Exercise goal — Pick out each line with the word "text" from the material that follows.

Data entries —
---*---
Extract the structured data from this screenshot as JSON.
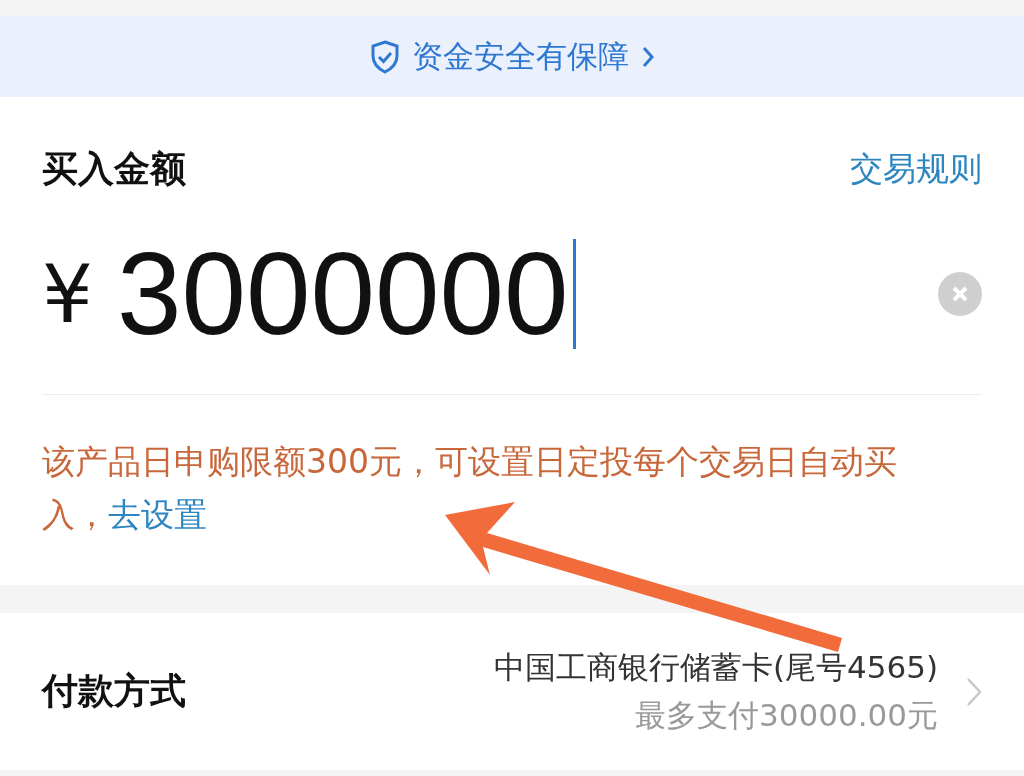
{
  "banner": {
    "text": "资金安全有保障"
  },
  "amount": {
    "title": "买入金额",
    "rules_link": "交易规则",
    "currency": "¥",
    "value": "3000000"
  },
  "notice": {
    "text": "该产品日申购限额300元，可设置日定投每个交易日自动买入，",
    "link": "去设置"
  },
  "payment": {
    "label": "付款方式",
    "card": "中国工商银行储蓄卡(尾号4565)",
    "limit": "最多支付30000.00元"
  }
}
---*---
Exercise answer —
    "text": "资金安全有保障"
    "text": "该产品日申购限额300元，可设置日定投每个交易日自动买入，",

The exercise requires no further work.